## WHAT TO DO
Show every line that has the string "title" in it.

--- START ENTRIES ---

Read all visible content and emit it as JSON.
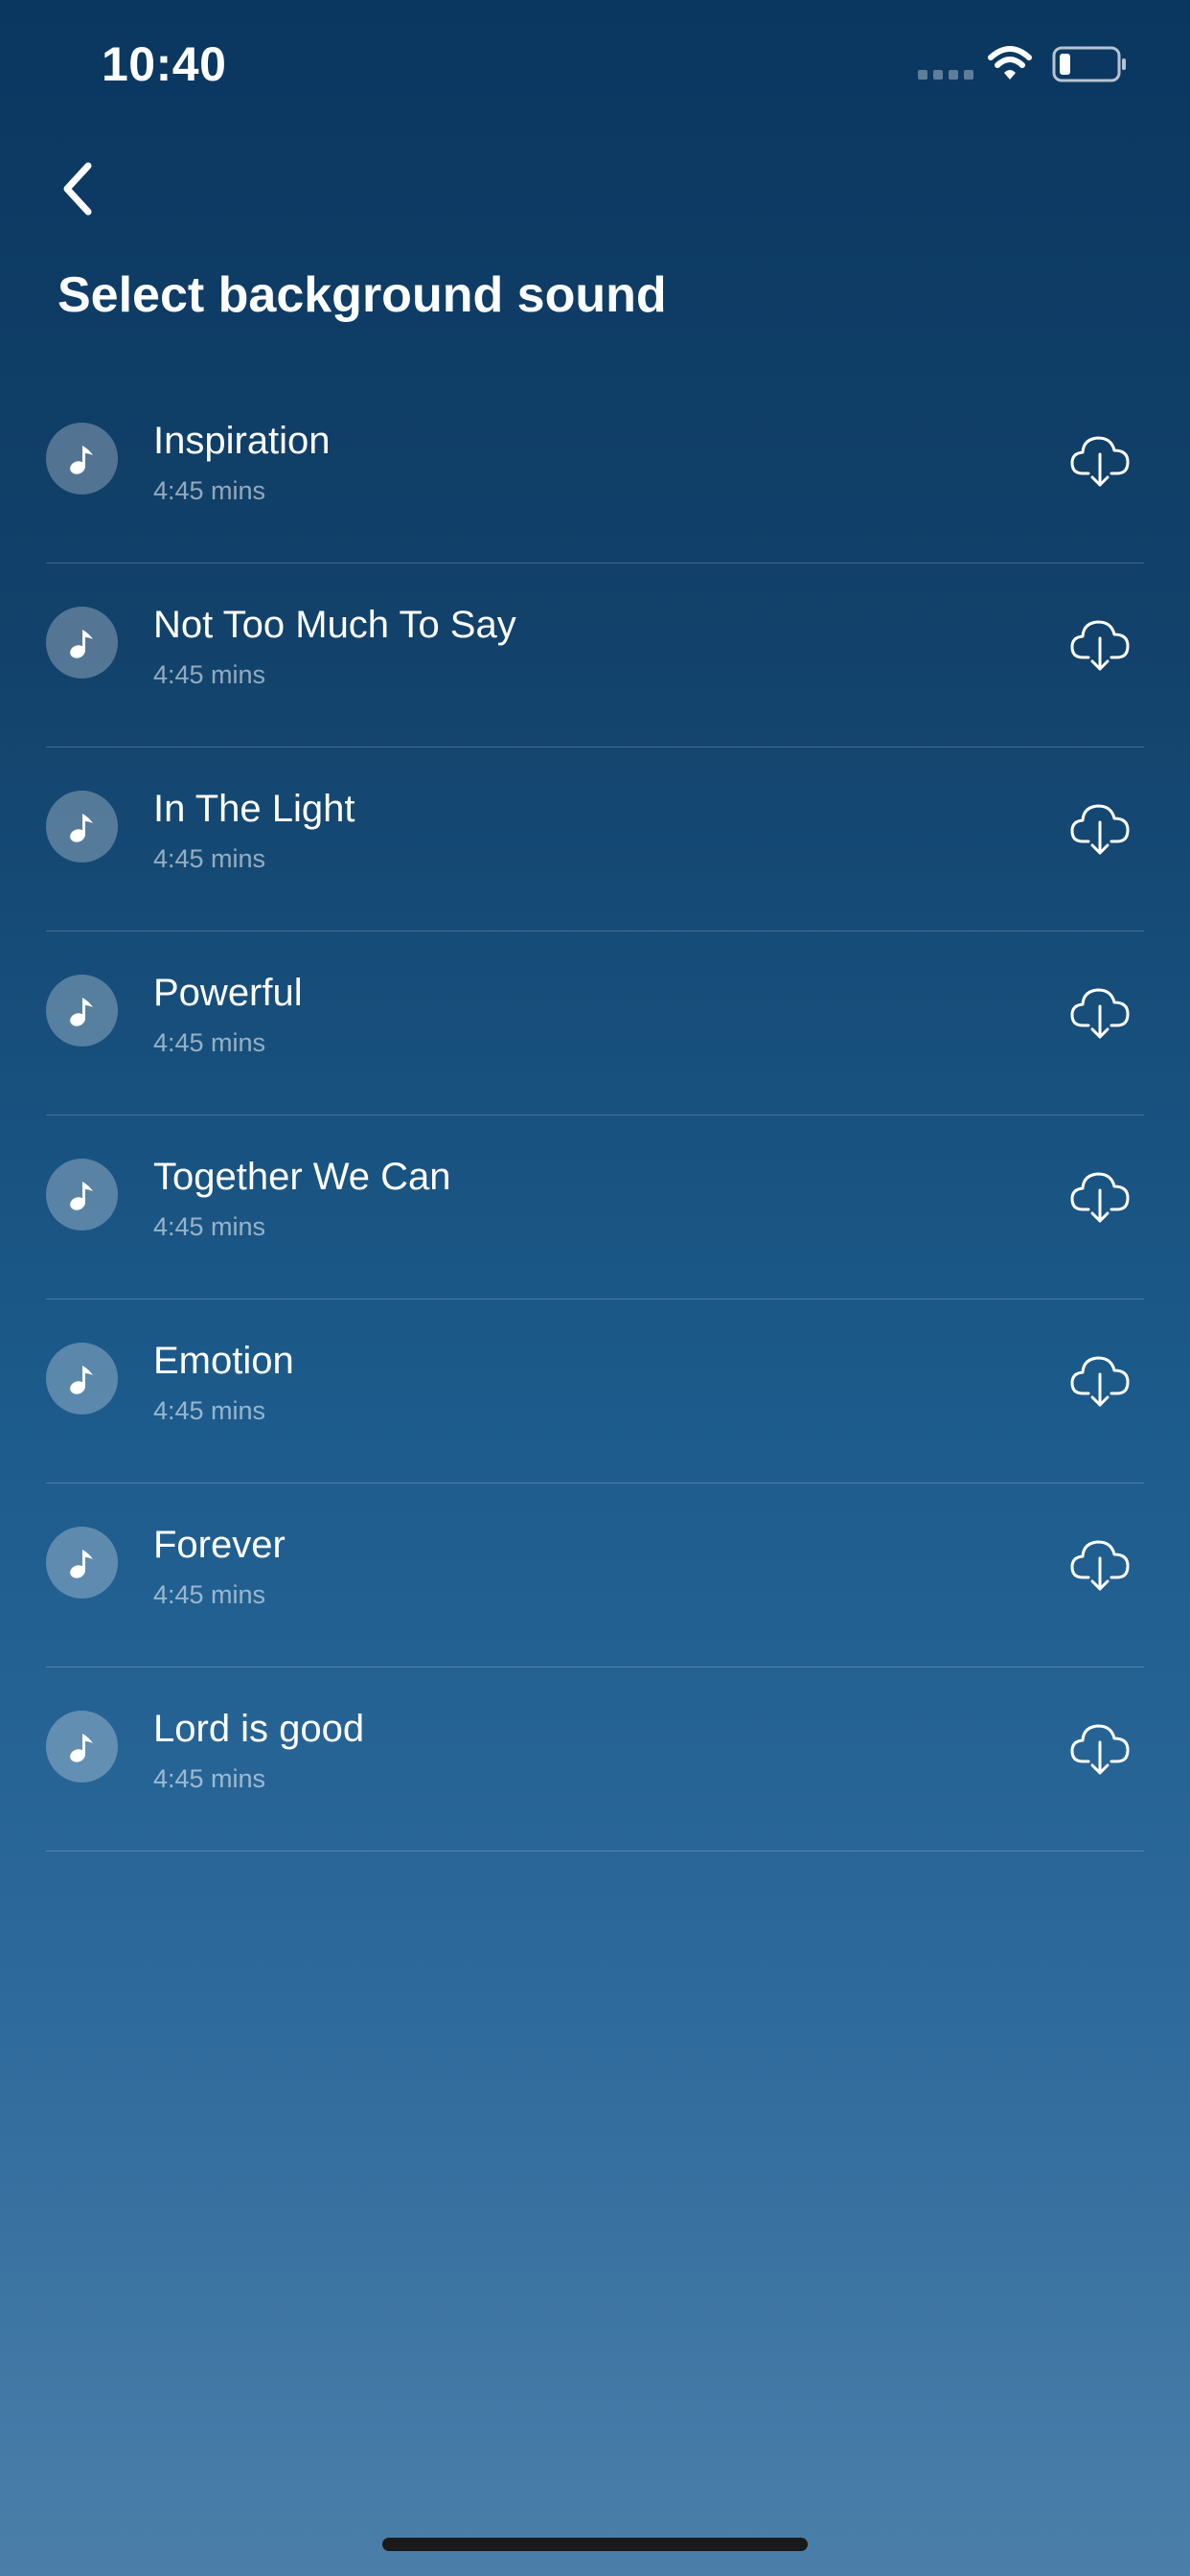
{
  "status_bar": {
    "time": "10:40"
  },
  "header": {
    "back_icon": "chevron-left-icon",
    "title": "Select background sound"
  },
  "sounds": [
    {
      "title": "Inspiration",
      "duration": "4:45 mins"
    },
    {
      "title": "Not Too Much To Say",
      "duration": "4:45 mins"
    },
    {
      "title": "In The Light",
      "duration": "4:45 mins"
    },
    {
      "title": "Powerful",
      "duration": "4:45 mins"
    },
    {
      "title": "Together We Can",
      "duration": "4:45 mins"
    },
    {
      "title": "Emotion",
      "duration": "4:45 mins"
    },
    {
      "title": "Forever",
      "duration": "4:45 mins"
    },
    {
      "title": "Lord is good",
      "duration": "4:45 mins"
    }
  ],
  "icons": {
    "item": "music-note-icon",
    "action": "cloud-download-icon"
  },
  "colors": {
    "background_top": "#0a3760",
    "background_bottom": "#4b7fa9",
    "text": "#ffffff"
  }
}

--- END ENTRIES ---

## OUTPUT OF THE EXERCISE
    "title": "Select background sound"
      "title": "Inspiration",
      "title": "Not Too Much To Say",
      "title": "In The Light",
      "title": "Powerful",
      "title": "Together We Can",
      "title": "Emotion",
      "title": "Forever",
      "title": "Lord is good",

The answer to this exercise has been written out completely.